▶ _Aim_
Reproduce every entry that follows word for word, but omit the images.

Excerpts from a figure dataset
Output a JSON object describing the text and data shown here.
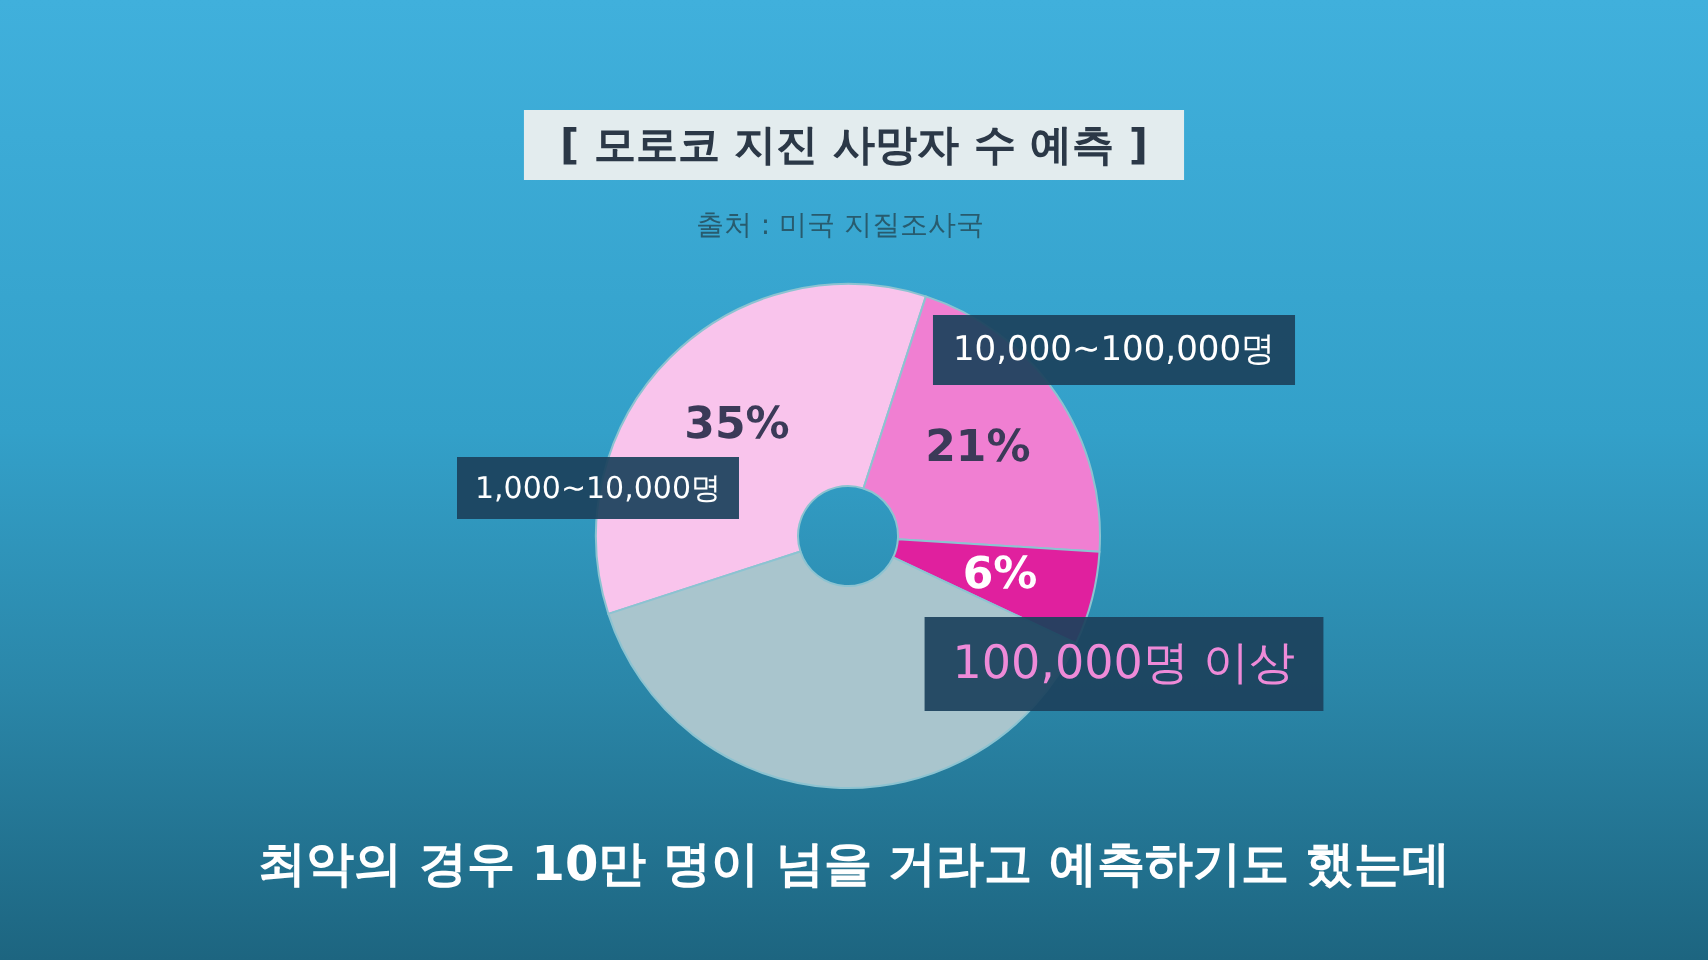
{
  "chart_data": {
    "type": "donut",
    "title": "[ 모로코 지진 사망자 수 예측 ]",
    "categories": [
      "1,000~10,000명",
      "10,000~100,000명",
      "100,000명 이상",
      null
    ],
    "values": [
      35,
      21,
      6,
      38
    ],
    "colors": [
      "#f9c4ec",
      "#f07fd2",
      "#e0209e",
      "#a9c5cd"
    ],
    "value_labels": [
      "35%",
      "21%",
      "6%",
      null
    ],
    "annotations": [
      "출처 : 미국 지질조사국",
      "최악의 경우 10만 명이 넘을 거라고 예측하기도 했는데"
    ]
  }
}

▶ _Response to this exercise_
Output a JSON object describing the text and data shown here.
{
  "chart_data": {
    "type": "donut",
    "title": "[ 모로코 지진 사망자 수 예측 ]",
    "categories": [
      "1,000~10,000명",
      "10,000~100,000명",
      "100,000명 이상",
      null
    ],
    "values": [
      35,
      21,
      6,
      38
    ],
    "colors": [
      "#f9c4ec",
      "#f07fd2",
      "#e0209e",
      "#a9c5cd"
    ],
    "value_labels": [
      "35%",
      "21%",
      "6%",
      null
    ],
    "annotations": [
      "출처 : 미국 지질조사국",
      "최악의 경우 10만 명이 넘을 거라고 예측하기도 했는데"
    ]
  }
}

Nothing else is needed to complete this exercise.